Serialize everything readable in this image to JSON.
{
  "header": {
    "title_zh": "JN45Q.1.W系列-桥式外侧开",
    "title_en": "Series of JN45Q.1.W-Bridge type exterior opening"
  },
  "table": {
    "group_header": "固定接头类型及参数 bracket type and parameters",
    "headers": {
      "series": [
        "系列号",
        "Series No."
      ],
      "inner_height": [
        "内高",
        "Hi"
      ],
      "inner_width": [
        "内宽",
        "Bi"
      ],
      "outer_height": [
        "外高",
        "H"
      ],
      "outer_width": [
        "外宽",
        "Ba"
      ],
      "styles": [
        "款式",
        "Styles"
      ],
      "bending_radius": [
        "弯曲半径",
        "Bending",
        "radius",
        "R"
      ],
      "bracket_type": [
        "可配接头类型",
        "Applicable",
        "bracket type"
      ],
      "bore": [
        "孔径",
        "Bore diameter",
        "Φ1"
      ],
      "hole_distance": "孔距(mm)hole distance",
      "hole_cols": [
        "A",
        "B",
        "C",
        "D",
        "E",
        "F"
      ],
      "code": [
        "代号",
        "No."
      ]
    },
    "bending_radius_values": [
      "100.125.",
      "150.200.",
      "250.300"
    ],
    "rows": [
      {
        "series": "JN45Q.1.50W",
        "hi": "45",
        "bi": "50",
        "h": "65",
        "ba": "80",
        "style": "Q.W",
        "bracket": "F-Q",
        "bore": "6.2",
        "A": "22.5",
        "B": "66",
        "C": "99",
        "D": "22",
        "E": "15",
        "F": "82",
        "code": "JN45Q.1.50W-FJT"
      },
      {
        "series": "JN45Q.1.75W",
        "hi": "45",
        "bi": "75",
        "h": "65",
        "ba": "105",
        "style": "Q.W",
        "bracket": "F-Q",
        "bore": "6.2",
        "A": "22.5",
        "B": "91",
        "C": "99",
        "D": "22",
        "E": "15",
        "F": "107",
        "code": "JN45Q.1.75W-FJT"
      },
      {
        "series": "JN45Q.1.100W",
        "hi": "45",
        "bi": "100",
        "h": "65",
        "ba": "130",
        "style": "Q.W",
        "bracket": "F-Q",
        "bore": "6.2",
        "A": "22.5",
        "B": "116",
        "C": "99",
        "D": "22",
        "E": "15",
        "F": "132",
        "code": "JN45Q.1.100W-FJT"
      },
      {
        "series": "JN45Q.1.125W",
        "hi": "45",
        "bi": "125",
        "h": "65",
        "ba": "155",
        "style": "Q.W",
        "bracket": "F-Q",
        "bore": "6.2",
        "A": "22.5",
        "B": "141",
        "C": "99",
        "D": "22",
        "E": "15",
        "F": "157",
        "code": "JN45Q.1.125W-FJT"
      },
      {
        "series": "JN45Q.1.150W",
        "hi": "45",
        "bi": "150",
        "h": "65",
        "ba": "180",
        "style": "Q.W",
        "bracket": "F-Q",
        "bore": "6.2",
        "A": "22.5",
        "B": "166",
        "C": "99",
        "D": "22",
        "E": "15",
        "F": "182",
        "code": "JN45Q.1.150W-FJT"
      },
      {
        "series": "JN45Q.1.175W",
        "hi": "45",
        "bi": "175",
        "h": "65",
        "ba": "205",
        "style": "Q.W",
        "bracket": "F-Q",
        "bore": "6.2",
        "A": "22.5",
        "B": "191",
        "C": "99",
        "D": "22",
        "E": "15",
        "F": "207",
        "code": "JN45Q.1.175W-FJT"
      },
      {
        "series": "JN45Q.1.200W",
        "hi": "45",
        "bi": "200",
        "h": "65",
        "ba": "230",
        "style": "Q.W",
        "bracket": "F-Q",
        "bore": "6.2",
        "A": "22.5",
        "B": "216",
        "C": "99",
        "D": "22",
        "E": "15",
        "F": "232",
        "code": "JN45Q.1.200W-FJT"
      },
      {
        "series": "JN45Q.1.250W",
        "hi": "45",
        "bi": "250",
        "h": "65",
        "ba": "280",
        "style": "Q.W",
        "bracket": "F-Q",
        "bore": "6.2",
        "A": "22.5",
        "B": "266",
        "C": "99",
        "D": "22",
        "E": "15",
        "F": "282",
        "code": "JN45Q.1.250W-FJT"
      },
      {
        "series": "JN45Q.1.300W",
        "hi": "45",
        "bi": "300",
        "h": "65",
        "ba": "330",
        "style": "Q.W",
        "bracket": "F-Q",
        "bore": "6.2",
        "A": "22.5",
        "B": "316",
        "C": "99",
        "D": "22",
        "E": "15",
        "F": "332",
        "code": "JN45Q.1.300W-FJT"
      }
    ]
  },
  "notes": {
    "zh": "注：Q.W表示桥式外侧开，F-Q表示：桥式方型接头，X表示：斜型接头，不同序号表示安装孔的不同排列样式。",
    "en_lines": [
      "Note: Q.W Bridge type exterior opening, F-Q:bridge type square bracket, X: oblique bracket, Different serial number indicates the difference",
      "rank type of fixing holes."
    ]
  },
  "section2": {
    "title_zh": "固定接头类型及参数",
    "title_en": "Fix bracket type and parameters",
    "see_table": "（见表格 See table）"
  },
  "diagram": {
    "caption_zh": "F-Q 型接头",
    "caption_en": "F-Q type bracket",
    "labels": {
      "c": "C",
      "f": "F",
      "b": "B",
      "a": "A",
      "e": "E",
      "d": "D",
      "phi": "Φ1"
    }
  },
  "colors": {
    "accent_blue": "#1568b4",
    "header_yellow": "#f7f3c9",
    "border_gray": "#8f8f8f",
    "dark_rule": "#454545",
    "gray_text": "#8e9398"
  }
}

···

Provide an exact reproduction of all the entries shown above.

### Response to this task
Serialize everything readable in this image to JSON.
{
  "header": {
    "title_zh": "JN45Q.1.W系列-桥式外侧开",
    "title_en": "Series of JN45Q.1.W-Bridge type exterior opening"
  },
  "table": {
    "group_header": "固定接头类型及参数 bracket type and parameters",
    "headers": {
      "series": [
        "系列号",
        "Series No."
      ],
      "inner_height": [
        "内高",
        "Hi"
      ],
      "inner_width": [
        "内宽",
        "Bi"
      ],
      "outer_height": [
        "外高",
        "H"
      ],
      "outer_width": [
        "外宽",
        "Ba"
      ],
      "styles": [
        "款式",
        "Styles"
      ],
      "bending_radius": [
        "弯曲半径",
        "Bending",
        "radius",
        "R"
      ],
      "bracket_type": [
        "可配接头类型",
        "Applicable",
        "bracket type"
      ],
      "bore": [
        "孔径",
        "Bore diameter",
        "Φ1"
      ],
      "hole_distance": "孔距(mm)hole distance",
      "hole_cols": [
        "A",
        "B",
        "C",
        "D",
        "E",
        "F"
      ],
      "code": [
        "代号",
        "No."
      ]
    },
    "bending_radius_values": [
      "100.125.",
      "150.200.",
      "250.300"
    ],
    "rows": [
      {
        "series": "JN45Q.1.50W",
        "hi": "45",
        "bi": "50",
        "h": "65",
        "ba": "80",
        "style": "Q.W",
        "bracket": "F-Q",
        "bore": "6.2",
        "A": "22.5",
        "B": "66",
        "C": "99",
        "D": "22",
        "E": "15",
        "F": "82",
        "code": "JN45Q.1.50W-FJT"
      },
      {
        "series": "JN45Q.1.75W",
        "hi": "45",
        "bi": "75",
        "h": "65",
        "ba": "105",
        "style": "Q.W",
        "bracket": "F-Q",
        "bore": "6.2",
        "A": "22.5",
        "B": "91",
        "C": "99",
        "D": "22",
        "E": "15",
        "F": "107",
        "code": "JN45Q.1.75W-FJT"
      },
      {
        "series": "JN45Q.1.100W",
        "hi": "45",
        "bi": "100",
        "h": "65",
        "ba": "130",
        "style": "Q.W",
        "bracket": "F-Q",
        "bore": "6.2",
        "A": "22.5",
        "B": "116",
        "C": "99",
        "D": "22",
        "E": "15",
        "F": "132",
        "code": "JN45Q.1.100W-FJT"
      },
      {
        "series": "JN45Q.1.125W",
        "hi": "45",
        "bi": "125",
        "h": "65",
        "ba": "155",
        "style": "Q.W",
        "bracket": "F-Q",
        "bore": "6.2",
        "A": "22.5",
        "B": "141",
        "C": "99",
        "D": "22",
        "E": "15",
        "F": "157",
        "code": "JN45Q.1.125W-FJT"
      },
      {
        "series": "JN45Q.1.150W",
        "hi": "45",
        "bi": "150",
        "h": "65",
        "ba": "180",
        "style": "Q.W",
        "bracket": "F-Q",
        "bore": "6.2",
        "A": "22.5",
        "B": "166",
        "C": "99",
        "D": "22",
        "E": "15",
        "F": "182",
        "code": "JN45Q.1.150W-FJT"
      },
      {
        "series": "JN45Q.1.175W",
        "hi": "45",
        "bi": "175",
        "h": "65",
        "ba": "205",
        "style": "Q.W",
        "bracket": "F-Q",
        "bore": "6.2",
        "A": "22.5",
        "B": "191",
        "C": "99",
        "D": "22",
        "E": "15",
        "F": "207",
        "code": "JN45Q.1.175W-FJT"
      },
      {
        "series": "JN45Q.1.200W",
        "hi": "45",
        "bi": "200",
        "h": "65",
        "ba": "230",
        "style": "Q.W",
        "bracket": "F-Q",
        "bore": "6.2",
        "A": "22.5",
        "B": "216",
        "C": "99",
        "D": "22",
        "E": "15",
        "F": "232",
        "code": "JN45Q.1.200W-FJT"
      },
      {
        "series": "JN45Q.1.250W",
        "hi": "45",
        "bi": "250",
        "h": "65",
        "ba": "280",
        "style": "Q.W",
        "bracket": "F-Q",
        "bore": "6.2",
        "A": "22.5",
        "B": "266",
        "C": "99",
        "D": "22",
        "E": "15",
        "F": "282",
        "code": "JN45Q.1.250W-FJT"
      },
      {
        "series": "JN45Q.1.300W",
        "hi": "45",
        "bi": "300",
        "h": "65",
        "ba": "330",
        "style": "Q.W",
        "bracket": "F-Q",
        "bore": "6.2",
        "A": "22.5",
        "B": "316",
        "C": "99",
        "D": "22",
        "E": "15",
        "F": "332",
        "code": "JN45Q.1.300W-FJT"
      }
    ]
  },
  "notes": {
    "zh": "注：Q.W表示桥式外侧开，F-Q表示：桥式方型接头，X表示：斜型接头，不同序号表示安装孔的不同排列样式。",
    "en_lines": [
      "Note: Q.W Bridge type exterior opening, F-Q:bridge type square bracket, X: oblique bracket, Different serial number indicates the difference",
      "rank type of fixing holes."
    ]
  },
  "section2": {
    "title_zh": "固定接头类型及参数",
    "title_en": "Fix bracket type and parameters",
    "see_table": "（见表格 See table）"
  },
  "diagram": {
    "caption_zh": "F-Q 型接头",
    "caption_en": "F-Q type bracket",
    "labels": {
      "c": "C",
      "f": "F",
      "b": "B",
      "a": "A",
      "e": "E",
      "d": "D",
      "phi": "Φ1"
    }
  },
  "colors": {
    "accent_blue": "#1568b4",
    "header_yellow": "#f7f3c9",
    "border_gray": "#8f8f8f",
    "dark_rule": "#454545",
    "gray_text": "#8e9398"
  }
}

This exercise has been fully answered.